> **Directive**
Write out the records word for word, with no pictures.

> **Supplied information**
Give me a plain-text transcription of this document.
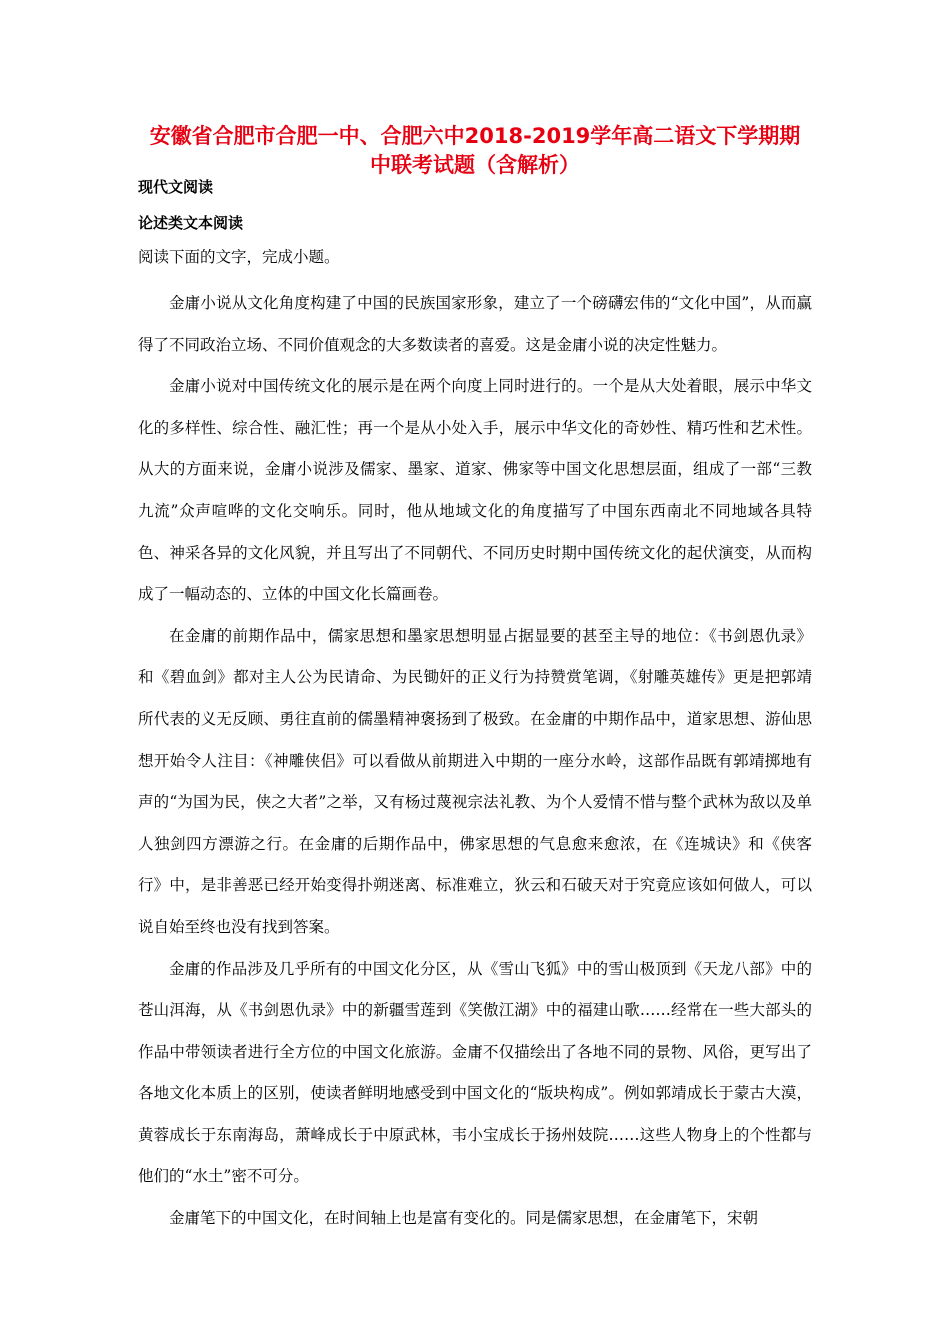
安徽省合肥市合肥一中、合肥六中2018-2019学年高二语文下学期期
中联考试题（含解析）

现代文阅读

论述类文本阅读

阅读下面的文字，完成小题。

金庸小说从文化角度构建了中国的民族国家形象，建立了一个磅礴宏伟的“文化中国”，从而赢得了不同政治立场、不同价值观念的大多数读者的喜爱。这是金庸小说的决定性魅力。

金庸小说对中国传统文化的展示是在两个向度上同时进行的。一个是从大处着眼，展示中华文化的多样性、综合性、融汇性；再一个是从小处入手，展示中华文化的奇妙性、精巧性和艺术性。从大的方面来说，金庸小说涉及儒家、墨家、道家、佛家等中国文化思想层面，组成了一部“三教九流”众声喧哗的文化交响乐。同时，他从地域文化的角度描写了中国东西南北不同地域各具特色、神采各异的文化风貌，并且写出了不同朝代、不同历史时期中国传统文化的起伏演变，从而构成了一幅动态的、立体的中国文化长篇画卷。

在金庸的前期作品中，儒家思想和墨家思想明显占据显要的甚至主导的地位：《书剑恩仇录》和《碧血剑》都对主人公为民请命、为民锄奸的正义行为持赞赏笔调，《射雕英雄传》更是把郭靖所代表的义无反顾、勇往直前的儒墨精神褒扬到了极致。在金庸的中期作品中，道家思想、游仙思想开始令人注目：《神雕侠侣》可以看做从前期进入中期的一座分水岭，这部作品既有郭靖掷地有声的“为国为民，侠之大者”之举，又有杨过蔑视宗法礼教、为个人爱情不惜与整个武林为敌以及单人独剑四方漂游之行。在金庸的后期作品中，佛家思想的气息愈来愈浓，在《连城诀》和《侠客行》中，是非善恶已经开始变得扑朔迷离、标准难立，狄云和石破天对于究竟应该如何做人，可以说自始至终也没有找到答案。

金庸的作品涉及几乎所有的中国文化分区，从《雪山飞狐》中的雪山极顶到《天龙八部》中的苍山洱海，从《书剑恩仇录》中的新疆雪莲到《笑傲江湖》中的福建山歌……经常在一些大部头的作品中带领读者进行全方位的中国文化旅游。金庸不仅描绘出了各地不同的景物、风俗，更写出了各地文化本质上的区别，使读者鲜明地感受到中国文化的“版块构成”。例如郭靖成长于蒙古大漠，黄蓉成长于东南海岛，萧峰成长于中原武林，韦小宝成长于扬州妓院……这些人物身上的个性都与他们的“水土”密不可分。

金庸笔下的中国文化，在时间轴上也是富有变化的。同是儒家思想，在金庸笔下，宋朝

> **Response for this exercise**
Give me a plain-text transcription of this document.
安徽省合肥市合肥一中、合肥六中2018-2019学年高二语文下学期期
中联考试题（含解析）

现代文阅读

论述类文本阅读

阅读下面的文字，完成小题。

金庸小说从文化角度构建了中国的民族国家形象，建立了一个磅礴宏伟的“文化中国”，从而赢得了不同政治立场、不同价值观念的大多数读者的喜爱。这是金庸小说的决定性魅力。

金庸小说对中国传统文化的展示是在两个向度上同时进行的。一个是从大处着眼，展示中华文化的多样性、综合性、融汇性；再一个是从小处入手，展示中华文化的奇妙性、精巧性和艺术性。从大的方面来说，金庸小说涉及儒家、墨家、道家、佛家等中国文化思想层面，组成了一部“三教九流”众声喧哗的文化交响乐。同时，他从地域文化的角度描写了中国东西南北不同地域各具特色、神采各异的文化风貌，并且写出了不同朝代、不同历史时期中国传统文化的起伏演变，从而构成了一幅动态的、立体的中国文化长篇画卷。

在金庸的前期作品中，儒家思想和墨家思想明显占据显要的甚至主导的地位：《书剑恩仇录》和《碧血剑》都对主人公为民请命、为民锄奸的正义行为持赞赏笔调，《射雕英雄传》更是把郭靖所代表的义无反顾、勇往直前的儒墨精神褒扬到了极致。在金庸的中期作品中，道家思想、游仙思想开始令人注目：《神雕侠侣》可以看做从前期进入中期的一座分水岭，这部作品既有郭靖掷地有声的“为国为民，侠之大者”之举，又有杨过蔑视宗法礼教、为个人爱情不惜与整个武林为敌以及单人独剑四方漂游之行。在金庸的后期作品中，佛家思想的气息愈来愈浓，在《连城诀》和《侠客行》中，是非善恶已经开始变得扑朔迷离、标准难立，狄云和石破天对于究竟应该如何做人，可以说自始至终也没有找到答案。

金庸的作品涉及几乎所有的中国文化分区，从《雪山飞狐》中的雪山极顶到《天龙八部》中的苍山洱海，从《书剑恩仇录》中的新疆雪莲到《笑傲江湖》中的福建山歌……经常在一些大部头的作品中带领读者进行全方位的中国文化旅游。金庸不仅描绘出了各地不同的景物、风俗，更写出了各地文化本质上的区别，使读者鲜明地感受到中国文化的“版块构成”。例如郭靖成长于蒙古大漠，黄蓉成长于东南海岛，萧峰成长于中原武林，韦小宝成长于扬州妓院……这些人物身上的个性都与他们的“水土”密不可分。

金庸笔下的中国文化，在时间轴上也是富有变化的。同是儒家思想，在金庸笔下，宋朝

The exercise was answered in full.